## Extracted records
○ ○ ○ ○

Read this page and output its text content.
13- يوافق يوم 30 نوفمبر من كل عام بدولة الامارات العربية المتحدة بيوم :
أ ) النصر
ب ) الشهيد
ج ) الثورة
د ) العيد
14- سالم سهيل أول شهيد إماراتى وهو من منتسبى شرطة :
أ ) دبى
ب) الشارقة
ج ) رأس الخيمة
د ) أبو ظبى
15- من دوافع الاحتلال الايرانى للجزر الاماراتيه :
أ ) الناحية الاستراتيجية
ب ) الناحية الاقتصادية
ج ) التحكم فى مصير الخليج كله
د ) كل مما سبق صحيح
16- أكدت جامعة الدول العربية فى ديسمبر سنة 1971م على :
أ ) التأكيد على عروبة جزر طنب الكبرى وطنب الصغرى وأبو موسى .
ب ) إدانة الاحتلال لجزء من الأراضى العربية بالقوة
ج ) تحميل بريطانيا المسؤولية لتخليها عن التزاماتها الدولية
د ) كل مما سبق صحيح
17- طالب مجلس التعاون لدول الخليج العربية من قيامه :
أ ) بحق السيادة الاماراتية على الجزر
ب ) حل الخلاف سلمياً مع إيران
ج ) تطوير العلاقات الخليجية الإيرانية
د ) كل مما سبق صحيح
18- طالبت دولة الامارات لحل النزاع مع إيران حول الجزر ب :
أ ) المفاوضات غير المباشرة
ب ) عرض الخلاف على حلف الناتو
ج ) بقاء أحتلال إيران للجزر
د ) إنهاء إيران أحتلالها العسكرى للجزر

○ ○ ○ ○

## Problem to solve
Copy, from the material, each line that holds the string "الناحية".

## Result
أ ) الناحية الاستراتيجية
ب ) الناحية الاقتصادية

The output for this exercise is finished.